• What you have to do
Examine the entries below, count the lines holding the string "title", and respond with the number only.

Records from a collection

★ ★ ★ ★ ★

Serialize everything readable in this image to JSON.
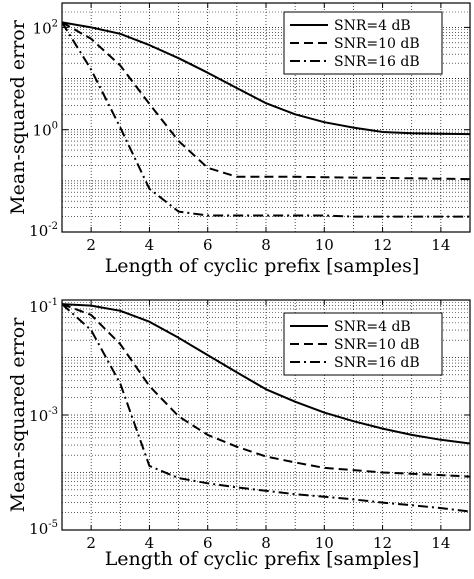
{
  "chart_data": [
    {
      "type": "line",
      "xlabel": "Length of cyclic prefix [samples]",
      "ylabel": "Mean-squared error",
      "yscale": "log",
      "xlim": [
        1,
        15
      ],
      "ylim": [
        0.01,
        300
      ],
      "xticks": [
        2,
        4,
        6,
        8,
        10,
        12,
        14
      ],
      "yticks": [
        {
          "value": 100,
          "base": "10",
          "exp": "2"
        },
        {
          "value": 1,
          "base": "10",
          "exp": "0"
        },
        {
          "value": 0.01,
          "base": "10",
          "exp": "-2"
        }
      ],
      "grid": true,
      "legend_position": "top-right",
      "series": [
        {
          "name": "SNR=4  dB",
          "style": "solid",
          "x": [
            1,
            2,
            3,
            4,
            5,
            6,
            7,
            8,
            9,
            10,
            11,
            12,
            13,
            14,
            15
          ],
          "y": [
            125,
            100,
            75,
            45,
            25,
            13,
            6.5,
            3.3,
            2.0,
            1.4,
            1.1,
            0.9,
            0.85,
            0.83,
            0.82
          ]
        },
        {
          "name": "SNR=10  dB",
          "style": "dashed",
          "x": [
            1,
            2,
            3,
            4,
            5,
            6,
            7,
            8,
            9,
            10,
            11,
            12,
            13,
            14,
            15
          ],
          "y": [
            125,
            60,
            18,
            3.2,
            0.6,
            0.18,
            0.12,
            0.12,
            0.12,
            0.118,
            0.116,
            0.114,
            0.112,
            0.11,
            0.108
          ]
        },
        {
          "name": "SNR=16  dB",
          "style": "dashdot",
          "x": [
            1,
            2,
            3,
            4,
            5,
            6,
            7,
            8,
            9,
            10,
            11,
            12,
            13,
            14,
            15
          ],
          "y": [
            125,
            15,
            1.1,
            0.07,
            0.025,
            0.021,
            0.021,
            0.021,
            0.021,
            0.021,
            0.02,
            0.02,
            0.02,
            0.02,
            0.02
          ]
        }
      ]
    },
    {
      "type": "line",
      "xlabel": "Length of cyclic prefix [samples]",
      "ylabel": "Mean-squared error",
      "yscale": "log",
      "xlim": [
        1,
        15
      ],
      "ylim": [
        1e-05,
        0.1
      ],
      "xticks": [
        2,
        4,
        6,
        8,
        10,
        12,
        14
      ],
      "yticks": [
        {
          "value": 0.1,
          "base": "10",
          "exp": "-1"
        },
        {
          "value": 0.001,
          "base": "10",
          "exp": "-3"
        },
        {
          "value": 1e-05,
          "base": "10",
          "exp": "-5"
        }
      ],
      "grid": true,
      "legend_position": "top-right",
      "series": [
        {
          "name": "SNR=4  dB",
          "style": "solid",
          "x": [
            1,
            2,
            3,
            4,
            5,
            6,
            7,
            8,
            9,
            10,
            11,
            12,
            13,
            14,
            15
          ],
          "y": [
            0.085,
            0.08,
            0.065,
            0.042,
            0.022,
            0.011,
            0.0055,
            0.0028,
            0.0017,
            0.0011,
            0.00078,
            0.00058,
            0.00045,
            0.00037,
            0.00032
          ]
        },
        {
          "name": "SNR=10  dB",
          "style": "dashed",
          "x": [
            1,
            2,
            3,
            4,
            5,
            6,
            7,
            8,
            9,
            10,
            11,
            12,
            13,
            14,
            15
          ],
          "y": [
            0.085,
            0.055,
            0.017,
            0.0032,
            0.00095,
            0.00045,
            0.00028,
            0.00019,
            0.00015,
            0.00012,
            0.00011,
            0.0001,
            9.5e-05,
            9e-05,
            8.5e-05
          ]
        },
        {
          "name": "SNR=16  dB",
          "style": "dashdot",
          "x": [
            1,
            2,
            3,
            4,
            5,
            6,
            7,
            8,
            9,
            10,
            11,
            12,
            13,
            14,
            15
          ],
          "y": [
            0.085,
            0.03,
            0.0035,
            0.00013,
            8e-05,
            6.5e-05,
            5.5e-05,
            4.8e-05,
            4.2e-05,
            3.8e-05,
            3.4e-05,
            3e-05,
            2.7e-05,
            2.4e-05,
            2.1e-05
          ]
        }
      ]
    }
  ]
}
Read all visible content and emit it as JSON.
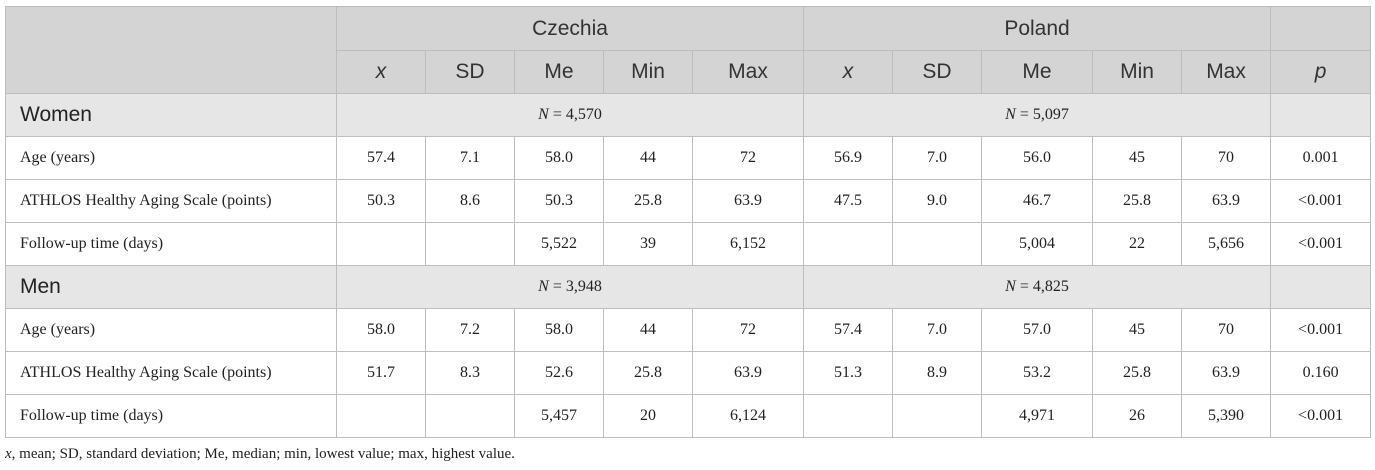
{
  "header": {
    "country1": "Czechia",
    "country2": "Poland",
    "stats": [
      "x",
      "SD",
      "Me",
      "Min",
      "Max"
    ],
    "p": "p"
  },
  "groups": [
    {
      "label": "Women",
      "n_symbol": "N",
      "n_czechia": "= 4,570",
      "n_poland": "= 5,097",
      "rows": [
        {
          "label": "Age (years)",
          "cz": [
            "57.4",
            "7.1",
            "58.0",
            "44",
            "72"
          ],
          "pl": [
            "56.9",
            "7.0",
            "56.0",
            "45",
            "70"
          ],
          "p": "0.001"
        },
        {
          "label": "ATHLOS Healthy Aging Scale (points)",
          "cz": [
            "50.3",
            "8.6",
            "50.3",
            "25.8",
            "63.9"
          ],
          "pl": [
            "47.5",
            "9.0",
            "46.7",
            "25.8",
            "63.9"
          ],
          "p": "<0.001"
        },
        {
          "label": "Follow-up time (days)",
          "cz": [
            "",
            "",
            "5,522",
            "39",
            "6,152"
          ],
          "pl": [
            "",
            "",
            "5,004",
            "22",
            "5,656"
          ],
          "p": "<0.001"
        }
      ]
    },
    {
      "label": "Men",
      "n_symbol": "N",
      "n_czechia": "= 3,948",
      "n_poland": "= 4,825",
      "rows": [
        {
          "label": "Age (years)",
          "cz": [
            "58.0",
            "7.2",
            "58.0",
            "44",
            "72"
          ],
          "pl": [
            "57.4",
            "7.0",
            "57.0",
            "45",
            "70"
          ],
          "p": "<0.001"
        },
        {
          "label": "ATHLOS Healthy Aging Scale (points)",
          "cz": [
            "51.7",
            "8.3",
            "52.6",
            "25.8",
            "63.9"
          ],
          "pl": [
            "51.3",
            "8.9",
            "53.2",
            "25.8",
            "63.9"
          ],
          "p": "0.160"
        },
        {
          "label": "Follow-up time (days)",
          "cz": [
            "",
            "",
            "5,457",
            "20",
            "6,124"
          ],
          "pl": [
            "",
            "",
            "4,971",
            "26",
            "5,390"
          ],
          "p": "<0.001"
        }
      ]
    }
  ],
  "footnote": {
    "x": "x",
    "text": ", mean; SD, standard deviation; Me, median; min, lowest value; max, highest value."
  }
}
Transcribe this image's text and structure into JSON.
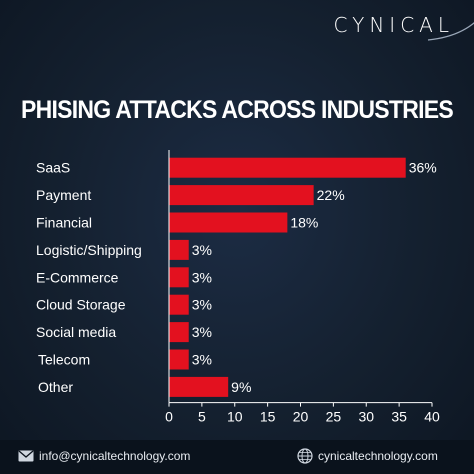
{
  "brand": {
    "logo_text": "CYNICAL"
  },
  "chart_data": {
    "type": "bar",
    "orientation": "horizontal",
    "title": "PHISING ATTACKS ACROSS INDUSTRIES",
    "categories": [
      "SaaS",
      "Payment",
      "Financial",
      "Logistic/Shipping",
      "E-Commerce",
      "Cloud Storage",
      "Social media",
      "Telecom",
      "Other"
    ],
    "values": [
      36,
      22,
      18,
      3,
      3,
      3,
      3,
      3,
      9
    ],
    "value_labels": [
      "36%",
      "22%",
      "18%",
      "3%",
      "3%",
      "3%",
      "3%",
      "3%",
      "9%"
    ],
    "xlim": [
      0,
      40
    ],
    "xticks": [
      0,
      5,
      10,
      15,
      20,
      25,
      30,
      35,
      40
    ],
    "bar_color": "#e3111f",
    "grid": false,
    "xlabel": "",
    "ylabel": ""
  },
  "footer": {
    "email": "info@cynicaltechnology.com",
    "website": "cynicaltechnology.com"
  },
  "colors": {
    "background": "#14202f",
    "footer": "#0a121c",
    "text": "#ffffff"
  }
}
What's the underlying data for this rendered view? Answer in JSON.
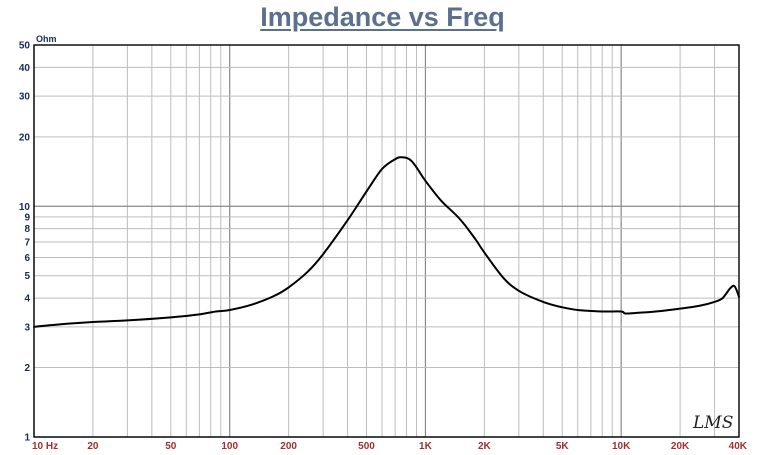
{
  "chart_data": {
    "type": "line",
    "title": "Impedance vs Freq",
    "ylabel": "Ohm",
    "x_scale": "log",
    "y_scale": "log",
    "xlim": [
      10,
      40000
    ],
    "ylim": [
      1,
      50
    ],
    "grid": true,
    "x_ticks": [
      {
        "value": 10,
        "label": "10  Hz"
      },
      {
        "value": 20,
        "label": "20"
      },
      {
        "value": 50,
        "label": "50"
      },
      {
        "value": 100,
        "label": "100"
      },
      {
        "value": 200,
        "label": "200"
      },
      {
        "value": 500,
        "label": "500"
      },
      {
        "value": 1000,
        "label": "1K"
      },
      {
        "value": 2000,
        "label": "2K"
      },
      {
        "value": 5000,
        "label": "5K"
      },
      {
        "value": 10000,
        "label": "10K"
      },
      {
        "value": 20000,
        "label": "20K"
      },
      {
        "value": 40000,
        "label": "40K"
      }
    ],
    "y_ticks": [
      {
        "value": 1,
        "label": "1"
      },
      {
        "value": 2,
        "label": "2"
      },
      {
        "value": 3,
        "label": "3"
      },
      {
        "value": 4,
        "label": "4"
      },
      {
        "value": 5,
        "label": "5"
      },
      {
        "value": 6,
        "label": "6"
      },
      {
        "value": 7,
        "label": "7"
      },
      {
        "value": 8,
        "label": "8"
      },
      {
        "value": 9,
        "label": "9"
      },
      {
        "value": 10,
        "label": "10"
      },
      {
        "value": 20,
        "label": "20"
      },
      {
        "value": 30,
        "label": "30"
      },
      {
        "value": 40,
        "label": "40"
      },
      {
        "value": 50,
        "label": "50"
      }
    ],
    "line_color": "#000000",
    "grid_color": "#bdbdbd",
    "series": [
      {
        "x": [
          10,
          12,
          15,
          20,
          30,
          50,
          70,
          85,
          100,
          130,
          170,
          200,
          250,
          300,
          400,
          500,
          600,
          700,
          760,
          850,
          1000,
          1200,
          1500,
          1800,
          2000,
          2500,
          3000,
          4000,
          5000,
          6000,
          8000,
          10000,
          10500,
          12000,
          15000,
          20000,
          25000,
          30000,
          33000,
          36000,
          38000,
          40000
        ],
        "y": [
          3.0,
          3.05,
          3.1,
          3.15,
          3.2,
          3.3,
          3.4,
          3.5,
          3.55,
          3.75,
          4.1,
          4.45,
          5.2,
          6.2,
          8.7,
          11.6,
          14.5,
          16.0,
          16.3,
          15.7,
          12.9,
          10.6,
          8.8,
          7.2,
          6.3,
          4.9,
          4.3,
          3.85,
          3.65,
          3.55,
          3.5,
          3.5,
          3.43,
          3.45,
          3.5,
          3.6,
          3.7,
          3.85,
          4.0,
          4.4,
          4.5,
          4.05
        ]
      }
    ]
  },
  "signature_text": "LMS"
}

★ ★ ★ ★ ★

• Solution
2